## Task instructions
Repeat the data that follows, word for word, without the images.
-- START OF Source material --
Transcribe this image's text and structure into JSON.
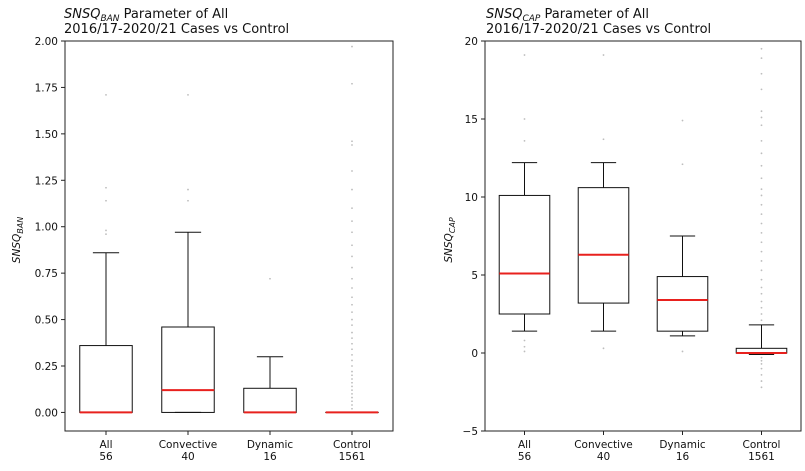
{
  "colors": {
    "median": "#e8211e",
    "flier": "#b8b8b8",
    "frame": "#222222"
  },
  "chart_data": [
    {
      "type": "box",
      "title_var": "SNSQ",
      "title_sub": "BAN",
      "title_rest": " Parameter of All",
      "title_line2": "2016/17-2020/21 Cases vs Control",
      "ylabel_var": "SNSQ",
      "ylabel_sub": "BAN",
      "ylim": [
        -0.1,
        2.0
      ],
      "yticks": [
        "0.00",
        "0.25",
        "0.50",
        "0.75",
        "1.00",
        "1.25",
        "1.50",
        "1.75",
        "2.00"
      ],
      "ytick_values": [
        0,
        0.25,
        0.5,
        0.75,
        1.0,
        1.25,
        1.5,
        1.75,
        2.0
      ],
      "categories": [
        {
          "name": "All",
          "count": "56"
        },
        {
          "name": "Convective",
          "count": "40"
        },
        {
          "name": "Dynamic",
          "count": "16"
        },
        {
          "name": "Control",
          "count": "1561"
        }
      ],
      "boxes": [
        {
          "whislo": 0,
          "q1": 0,
          "med": 0,
          "q3": 0.36,
          "whishi": 0.86,
          "fliers": [
            0.96,
            0.98,
            1.14,
            1.21,
            1.71
          ]
        },
        {
          "whislo": 0,
          "q1": 0,
          "med": 0.12,
          "q3": 0.46,
          "whishi": 0.97,
          "fliers": [
            1.14,
            1.2,
            1.71
          ]
        },
        {
          "whislo": 0,
          "q1": 0,
          "med": 0,
          "q3": 0.13,
          "whishi": 0.3,
          "fliers": [
            0.72
          ]
        },
        {
          "whislo": 0,
          "q1": 0,
          "med": 0,
          "q3": 0,
          "whishi": 0,
          "fliers": [
            0.02,
            0.04,
            0.06,
            0.08,
            0.1,
            0.12,
            0.14,
            0.16,
            0.18,
            0.2,
            0.22,
            0.25,
            0.28,
            0.31,
            0.34,
            0.37,
            0.4,
            0.43,
            0.47,
            0.5,
            0.54,
            0.58,
            0.62,
            0.67,
            0.72,
            0.78,
            0.84,
            0.9,
            0.97,
            1.03,
            1.1,
            1.2,
            1.3,
            1.44,
            1.46,
            1.77,
            1.97
          ]
        }
      ]
    },
    {
      "type": "box",
      "title_var": "SNSQ",
      "title_sub": "CAP",
      "title_rest": " Parameter of All",
      "title_line2": "2016/17-2020/21 Cases vs Control",
      "ylabel_var": "SNSQ",
      "ylabel_sub": "CAP",
      "ylim": [
        -5,
        20
      ],
      "yticks": [
        "−5",
        "0",
        "5",
        "10",
        "15",
        "20"
      ],
      "ytick_values": [
        -5,
        0,
        5,
        10,
        15,
        20
      ],
      "categories": [
        {
          "name": "All",
          "count": "56"
        },
        {
          "name": "Convective",
          "count": "40"
        },
        {
          "name": "Dynamic",
          "count": "16"
        },
        {
          "name": "Control",
          "count": "1561"
        }
      ],
      "boxes": [
        {
          "whislo": 1.4,
          "q1": 2.5,
          "med": 5.1,
          "q3": 10.1,
          "whishi": 12.2,
          "fliers": [
            0.1,
            0.4,
            0.8,
            13.6,
            15.0,
            19.1
          ]
        },
        {
          "whislo": 1.4,
          "q1": 3.2,
          "med": 6.3,
          "q3": 10.6,
          "whishi": 12.2,
          "fliers": [
            0.3,
            13.7,
            19.1
          ]
        },
        {
          "whislo": 1.1,
          "q1": 1.4,
          "med": 3.4,
          "q3": 4.9,
          "whishi": 7.5,
          "fliers": [
            0.1,
            12.1,
            14.9
          ]
        },
        {
          "whislo": -0.1,
          "q1": 0,
          "med": 0,
          "q3": 0.3,
          "whishi": 1.8,
          "fliers": [
            -2.2,
            -1.8,
            -1.4,
            -1.0,
            -0.7,
            -0.5,
            -0.3,
            2.1,
            2.5,
            2.9,
            3.3,
            3.8,
            4.2,
            4.7,
            5.3,
            5.9,
            6.5,
            7.1,
            7.7,
            8.3,
            8.9,
            9.5,
            10.1,
            10.5,
            11.2,
            12.0,
            12.8,
            13.6,
            14.6,
            15.1,
            15.5,
            16.9,
            17.9,
            18.9,
            19.5
          ]
        }
      ]
    }
  ]
}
-- END OF Source material --
## Task response
Transcribe this image's text and structure into JSON.
{
  "colors": {
    "median": "#e8211e",
    "flier": "#b8b8b8",
    "frame": "#222222"
  },
  "chart_data": [
    {
      "type": "box",
      "title_var": "SNSQ",
      "title_sub": "BAN",
      "title_rest": " Parameter of All",
      "title_line2": "2016/17-2020/21 Cases vs Control",
      "ylabel_var": "SNSQ",
      "ylabel_sub": "BAN",
      "ylim": [
        -0.1,
        2.0
      ],
      "yticks": [
        "0.00",
        "0.25",
        "0.50",
        "0.75",
        "1.00",
        "1.25",
        "1.50",
        "1.75",
        "2.00"
      ],
      "ytick_values": [
        0,
        0.25,
        0.5,
        0.75,
        1.0,
        1.25,
        1.5,
        1.75,
        2.0
      ],
      "categories": [
        {
          "name": "All",
          "count": "56"
        },
        {
          "name": "Convective",
          "count": "40"
        },
        {
          "name": "Dynamic",
          "count": "16"
        },
        {
          "name": "Control",
          "count": "1561"
        }
      ],
      "boxes": [
        {
          "whislo": 0,
          "q1": 0,
          "med": 0,
          "q3": 0.36,
          "whishi": 0.86,
          "fliers": [
            0.96,
            0.98,
            1.14,
            1.21,
            1.71
          ]
        },
        {
          "whislo": 0,
          "q1": 0,
          "med": 0.12,
          "q3": 0.46,
          "whishi": 0.97,
          "fliers": [
            1.14,
            1.2,
            1.71
          ]
        },
        {
          "whislo": 0,
          "q1": 0,
          "med": 0,
          "q3": 0.13,
          "whishi": 0.3,
          "fliers": [
            0.72
          ]
        },
        {
          "whislo": 0,
          "q1": 0,
          "med": 0,
          "q3": 0,
          "whishi": 0,
          "fliers": [
            0.02,
            0.04,
            0.06,
            0.08,
            0.1,
            0.12,
            0.14,
            0.16,
            0.18,
            0.2,
            0.22,
            0.25,
            0.28,
            0.31,
            0.34,
            0.37,
            0.4,
            0.43,
            0.47,
            0.5,
            0.54,
            0.58,
            0.62,
            0.67,
            0.72,
            0.78,
            0.84,
            0.9,
            0.97,
            1.03,
            1.1,
            1.2,
            1.3,
            1.44,
            1.46,
            1.77,
            1.97
          ]
        }
      ]
    },
    {
      "type": "box",
      "title_var": "SNSQ",
      "title_sub": "CAP",
      "title_rest": " Parameter of All",
      "title_line2": "2016/17-2020/21 Cases vs Control",
      "ylabel_var": "SNSQ",
      "ylabel_sub": "CAP",
      "ylim": [
        -5,
        20
      ],
      "yticks": [
        "−5",
        "0",
        "5",
        "10",
        "15",
        "20"
      ],
      "ytick_values": [
        -5,
        0,
        5,
        10,
        15,
        20
      ],
      "categories": [
        {
          "name": "All",
          "count": "56"
        },
        {
          "name": "Convective",
          "count": "40"
        },
        {
          "name": "Dynamic",
          "count": "16"
        },
        {
          "name": "Control",
          "count": "1561"
        }
      ],
      "boxes": [
        {
          "whislo": 1.4,
          "q1": 2.5,
          "med": 5.1,
          "q3": 10.1,
          "whishi": 12.2,
          "fliers": [
            0.1,
            0.4,
            0.8,
            13.6,
            15.0,
            19.1
          ]
        },
        {
          "whislo": 1.4,
          "q1": 3.2,
          "med": 6.3,
          "q3": 10.6,
          "whishi": 12.2,
          "fliers": [
            0.3,
            13.7,
            19.1
          ]
        },
        {
          "whislo": 1.1,
          "q1": 1.4,
          "med": 3.4,
          "q3": 4.9,
          "whishi": 7.5,
          "fliers": [
            0.1,
            12.1,
            14.9
          ]
        },
        {
          "whislo": -0.1,
          "q1": 0,
          "med": 0,
          "q3": 0.3,
          "whishi": 1.8,
          "fliers": [
            -2.2,
            -1.8,
            -1.4,
            -1.0,
            -0.7,
            -0.5,
            -0.3,
            2.1,
            2.5,
            2.9,
            3.3,
            3.8,
            4.2,
            4.7,
            5.3,
            5.9,
            6.5,
            7.1,
            7.7,
            8.3,
            8.9,
            9.5,
            10.1,
            10.5,
            11.2,
            12.0,
            12.8,
            13.6,
            14.6,
            15.1,
            15.5,
            16.9,
            17.9,
            18.9,
            19.5
          ]
        }
      ]
    }
  ]
}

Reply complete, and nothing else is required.